*The problem*. Exclude any images and output the remaining records exactly.

*Data entries*.

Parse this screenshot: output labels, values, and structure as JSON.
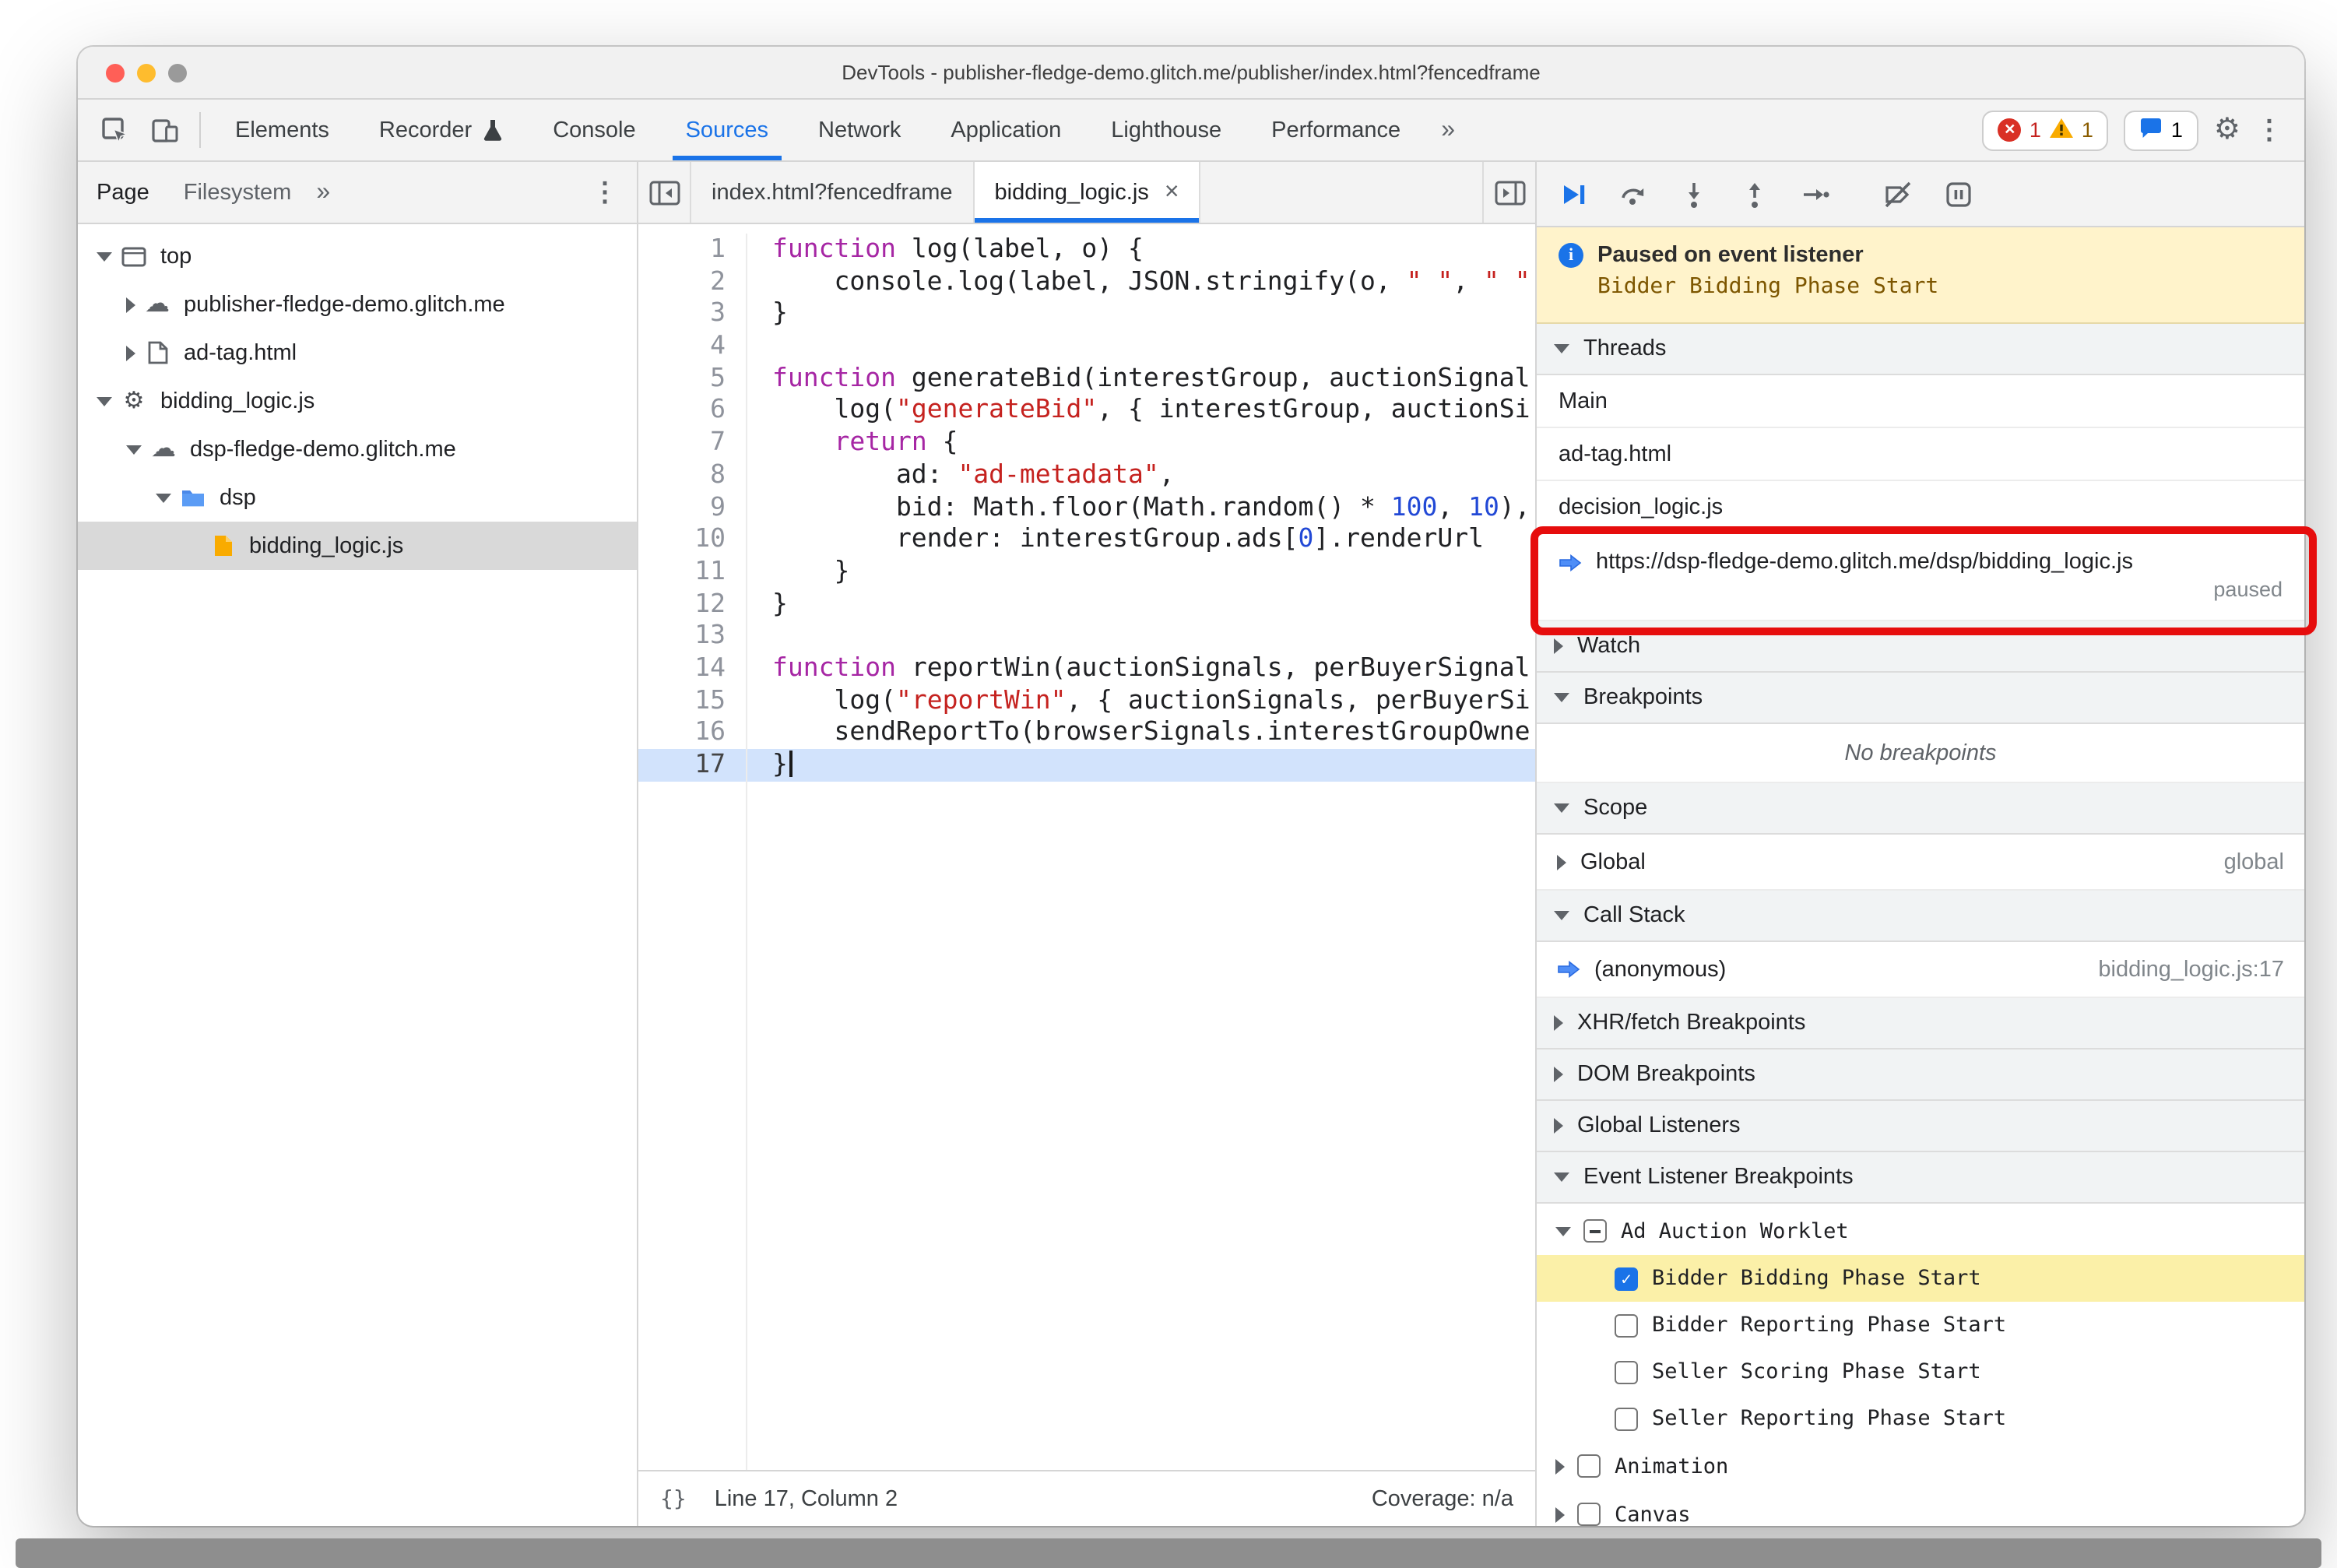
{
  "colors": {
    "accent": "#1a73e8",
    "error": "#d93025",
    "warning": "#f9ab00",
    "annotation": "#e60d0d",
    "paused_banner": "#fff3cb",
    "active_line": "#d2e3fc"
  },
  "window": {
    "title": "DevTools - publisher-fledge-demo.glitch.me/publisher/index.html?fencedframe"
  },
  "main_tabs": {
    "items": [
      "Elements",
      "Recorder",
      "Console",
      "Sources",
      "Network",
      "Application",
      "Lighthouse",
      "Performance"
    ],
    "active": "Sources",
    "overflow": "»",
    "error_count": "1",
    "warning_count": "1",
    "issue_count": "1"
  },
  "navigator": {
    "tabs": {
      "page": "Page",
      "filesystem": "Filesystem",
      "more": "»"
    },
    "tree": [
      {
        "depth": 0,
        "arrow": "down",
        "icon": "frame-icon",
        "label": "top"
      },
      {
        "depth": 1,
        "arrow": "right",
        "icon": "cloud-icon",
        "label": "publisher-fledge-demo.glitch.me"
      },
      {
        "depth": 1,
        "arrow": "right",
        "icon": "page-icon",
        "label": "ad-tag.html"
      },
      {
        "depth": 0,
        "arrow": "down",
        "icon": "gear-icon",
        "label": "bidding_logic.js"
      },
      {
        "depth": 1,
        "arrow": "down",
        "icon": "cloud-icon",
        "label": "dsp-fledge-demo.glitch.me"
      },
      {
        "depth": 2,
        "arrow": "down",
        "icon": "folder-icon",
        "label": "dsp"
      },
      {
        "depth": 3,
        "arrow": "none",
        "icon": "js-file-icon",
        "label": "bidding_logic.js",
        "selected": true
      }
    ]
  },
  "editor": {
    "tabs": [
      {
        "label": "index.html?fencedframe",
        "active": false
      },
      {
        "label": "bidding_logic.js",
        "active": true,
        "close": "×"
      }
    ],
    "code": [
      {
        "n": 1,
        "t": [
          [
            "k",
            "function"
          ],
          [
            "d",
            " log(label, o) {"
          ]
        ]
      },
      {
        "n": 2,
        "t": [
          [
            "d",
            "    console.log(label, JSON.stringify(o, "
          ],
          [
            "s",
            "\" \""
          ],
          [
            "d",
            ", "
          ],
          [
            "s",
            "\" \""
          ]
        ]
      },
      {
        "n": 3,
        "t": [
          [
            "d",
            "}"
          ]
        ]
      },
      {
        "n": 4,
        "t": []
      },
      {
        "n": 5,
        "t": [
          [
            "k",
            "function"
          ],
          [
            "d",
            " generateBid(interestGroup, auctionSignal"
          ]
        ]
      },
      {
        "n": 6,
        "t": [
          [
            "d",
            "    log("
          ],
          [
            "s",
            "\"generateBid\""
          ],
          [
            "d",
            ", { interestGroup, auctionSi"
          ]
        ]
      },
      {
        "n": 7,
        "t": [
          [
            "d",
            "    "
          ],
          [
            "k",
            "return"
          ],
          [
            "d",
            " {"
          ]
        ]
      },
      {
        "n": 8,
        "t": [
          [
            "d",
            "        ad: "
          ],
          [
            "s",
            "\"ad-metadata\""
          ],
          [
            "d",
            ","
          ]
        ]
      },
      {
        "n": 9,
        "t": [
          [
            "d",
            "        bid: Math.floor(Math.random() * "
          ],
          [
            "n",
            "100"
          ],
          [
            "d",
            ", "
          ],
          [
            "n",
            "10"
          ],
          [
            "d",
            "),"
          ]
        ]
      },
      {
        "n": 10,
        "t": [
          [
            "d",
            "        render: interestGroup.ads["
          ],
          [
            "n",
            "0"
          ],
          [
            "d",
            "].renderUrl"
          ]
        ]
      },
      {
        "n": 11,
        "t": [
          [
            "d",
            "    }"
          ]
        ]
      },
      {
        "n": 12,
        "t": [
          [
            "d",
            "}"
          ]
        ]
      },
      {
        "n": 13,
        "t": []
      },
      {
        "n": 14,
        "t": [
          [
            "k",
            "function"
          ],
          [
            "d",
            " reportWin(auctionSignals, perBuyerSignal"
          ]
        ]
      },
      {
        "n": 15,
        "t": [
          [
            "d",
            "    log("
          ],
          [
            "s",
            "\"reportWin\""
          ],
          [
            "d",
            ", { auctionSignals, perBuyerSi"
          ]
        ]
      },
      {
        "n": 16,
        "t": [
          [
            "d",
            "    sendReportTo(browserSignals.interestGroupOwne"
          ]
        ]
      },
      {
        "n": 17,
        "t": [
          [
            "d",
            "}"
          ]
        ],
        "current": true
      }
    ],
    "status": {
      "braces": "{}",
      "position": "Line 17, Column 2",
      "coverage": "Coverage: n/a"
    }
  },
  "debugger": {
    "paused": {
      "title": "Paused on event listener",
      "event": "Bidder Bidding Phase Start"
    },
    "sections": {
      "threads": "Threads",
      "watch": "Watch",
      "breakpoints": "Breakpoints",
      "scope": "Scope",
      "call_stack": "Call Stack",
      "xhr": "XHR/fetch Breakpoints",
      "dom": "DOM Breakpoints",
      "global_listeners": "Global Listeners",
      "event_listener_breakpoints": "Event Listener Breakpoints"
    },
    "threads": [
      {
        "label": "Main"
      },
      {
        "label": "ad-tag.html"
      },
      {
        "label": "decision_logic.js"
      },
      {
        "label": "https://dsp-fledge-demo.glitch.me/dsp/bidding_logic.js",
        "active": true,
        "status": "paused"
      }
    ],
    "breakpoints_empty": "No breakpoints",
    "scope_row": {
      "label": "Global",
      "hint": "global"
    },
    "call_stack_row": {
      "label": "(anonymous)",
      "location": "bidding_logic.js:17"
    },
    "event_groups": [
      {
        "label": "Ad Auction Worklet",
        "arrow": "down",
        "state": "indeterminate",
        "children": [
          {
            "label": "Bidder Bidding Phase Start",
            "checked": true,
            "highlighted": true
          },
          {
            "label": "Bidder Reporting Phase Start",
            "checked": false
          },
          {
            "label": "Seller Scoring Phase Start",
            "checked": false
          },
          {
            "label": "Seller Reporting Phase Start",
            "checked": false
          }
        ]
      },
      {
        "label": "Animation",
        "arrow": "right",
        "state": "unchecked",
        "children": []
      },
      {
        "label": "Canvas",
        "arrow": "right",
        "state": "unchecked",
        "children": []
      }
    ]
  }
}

*Task result*.
Parse this screenshot: output labels, values, and structure as JSON.
{
  "colors": {
    "accent": "#1a73e8",
    "error": "#d93025",
    "warning": "#f9ab00",
    "annotation": "#e60d0d",
    "paused_banner": "#fff3cb",
    "active_line": "#d2e3fc"
  },
  "window": {
    "title": "DevTools - publisher-fledge-demo.glitch.me/publisher/index.html?fencedframe"
  },
  "main_tabs": {
    "items": [
      "Elements",
      "Recorder",
      "Console",
      "Sources",
      "Network",
      "Application",
      "Lighthouse",
      "Performance"
    ],
    "active": "Sources",
    "overflow": "»",
    "error_count": "1",
    "warning_count": "1",
    "issue_count": "1"
  },
  "navigator": {
    "tabs": {
      "page": "Page",
      "filesystem": "Filesystem",
      "more": "»"
    },
    "tree": [
      {
        "depth": 0,
        "arrow": "down",
        "icon": "frame-icon",
        "label": "top"
      },
      {
        "depth": 1,
        "arrow": "right",
        "icon": "cloud-icon",
        "label": "publisher-fledge-demo.glitch.me"
      },
      {
        "depth": 1,
        "arrow": "right",
        "icon": "page-icon",
        "label": "ad-tag.html"
      },
      {
        "depth": 0,
        "arrow": "down",
        "icon": "gear-icon",
        "label": "bidding_logic.js"
      },
      {
        "depth": 1,
        "arrow": "down",
        "icon": "cloud-icon",
        "label": "dsp-fledge-demo.glitch.me"
      },
      {
        "depth": 2,
        "arrow": "down",
        "icon": "folder-icon",
        "label": "dsp"
      },
      {
        "depth": 3,
        "arrow": "none",
        "icon": "js-file-icon",
        "label": "bidding_logic.js",
        "selected": true
      }
    ]
  },
  "editor": {
    "tabs": [
      {
        "label": "index.html?fencedframe",
        "active": false
      },
      {
        "label": "bidding_logic.js",
        "active": true,
        "close": "×"
      }
    ],
    "code": [
      {
        "n": 1,
        "t": [
          [
            "k",
            "function"
          ],
          [
            "d",
            " log(label, o) {"
          ]
        ]
      },
      {
        "n": 2,
        "t": [
          [
            "d",
            "    console.log(label, JSON.stringify(o, "
          ],
          [
            "s",
            "\" \""
          ],
          [
            "d",
            ", "
          ],
          [
            "s",
            "\" \""
          ]
        ]
      },
      {
        "n": 3,
        "t": [
          [
            "d",
            "}"
          ]
        ]
      },
      {
        "n": 4,
        "t": []
      },
      {
        "n": 5,
        "t": [
          [
            "k",
            "function"
          ],
          [
            "d",
            " generateBid(interestGroup, auctionSignal"
          ]
        ]
      },
      {
        "n": 6,
        "t": [
          [
            "d",
            "    log("
          ],
          [
            "s",
            "\"generateBid\""
          ],
          [
            "d",
            ", { interestGroup, auctionSi"
          ]
        ]
      },
      {
        "n": 7,
        "t": [
          [
            "d",
            "    "
          ],
          [
            "k",
            "return"
          ],
          [
            "d",
            " {"
          ]
        ]
      },
      {
        "n": 8,
        "t": [
          [
            "d",
            "        ad: "
          ],
          [
            "s",
            "\"ad-metadata\""
          ],
          [
            "d",
            ","
          ]
        ]
      },
      {
        "n": 9,
        "t": [
          [
            "d",
            "        bid: Math.floor(Math.random() * "
          ],
          [
            "n",
            "100"
          ],
          [
            "d",
            ", "
          ],
          [
            "n",
            "10"
          ],
          [
            "d",
            "),"
          ]
        ]
      },
      {
        "n": 10,
        "t": [
          [
            "d",
            "        render: interestGroup.ads["
          ],
          [
            "n",
            "0"
          ],
          [
            "d",
            "].renderUrl"
          ]
        ]
      },
      {
        "n": 11,
        "t": [
          [
            "d",
            "    }"
          ]
        ]
      },
      {
        "n": 12,
        "t": [
          [
            "d",
            "}"
          ]
        ]
      },
      {
        "n": 13,
        "t": []
      },
      {
        "n": 14,
        "t": [
          [
            "k",
            "function"
          ],
          [
            "d",
            " reportWin(auctionSignals, perBuyerSignal"
          ]
        ]
      },
      {
        "n": 15,
        "t": [
          [
            "d",
            "    log("
          ],
          [
            "s",
            "\"reportWin\""
          ],
          [
            "d",
            ", { auctionSignals, perBuyerSi"
          ]
        ]
      },
      {
        "n": 16,
        "t": [
          [
            "d",
            "    sendReportTo(browserSignals.interestGroupOwne"
          ]
        ]
      },
      {
        "n": 17,
        "t": [
          [
            "d",
            "}"
          ]
        ],
        "current": true
      }
    ],
    "status": {
      "braces": "{}",
      "position": "Line 17, Column 2",
      "coverage": "Coverage: n/a"
    }
  },
  "debugger": {
    "paused": {
      "title": "Paused on event listener",
      "event": "Bidder Bidding Phase Start"
    },
    "sections": {
      "threads": "Threads",
      "watch": "Watch",
      "breakpoints": "Breakpoints",
      "scope": "Scope",
      "call_stack": "Call Stack",
      "xhr": "XHR/fetch Breakpoints",
      "dom": "DOM Breakpoints",
      "global_listeners": "Global Listeners",
      "event_listener_breakpoints": "Event Listener Breakpoints"
    },
    "threads": [
      {
        "label": "Main"
      },
      {
        "label": "ad-tag.html"
      },
      {
        "label": "decision_logic.js"
      },
      {
        "label": "https://dsp-fledge-demo.glitch.me/dsp/bidding_logic.js",
        "active": true,
        "status": "paused"
      }
    ],
    "breakpoints_empty": "No breakpoints",
    "scope_row": {
      "label": "Global",
      "hint": "global"
    },
    "call_stack_row": {
      "label": "(anonymous)",
      "location": "bidding_logic.js:17"
    },
    "event_groups": [
      {
        "label": "Ad Auction Worklet",
        "arrow": "down",
        "state": "indeterminate",
        "children": [
          {
            "label": "Bidder Bidding Phase Start",
            "checked": true,
            "highlighted": true
          },
          {
            "label": "Bidder Reporting Phase Start",
            "checked": false
          },
          {
            "label": "Seller Scoring Phase Start",
            "checked": false
          },
          {
            "label": "Seller Reporting Phase Start",
            "checked": false
          }
        ]
      },
      {
        "label": "Animation",
        "arrow": "right",
        "state": "unchecked",
        "children": []
      },
      {
        "label": "Canvas",
        "arrow": "right",
        "state": "unchecked",
        "children": []
      }
    ]
  }
}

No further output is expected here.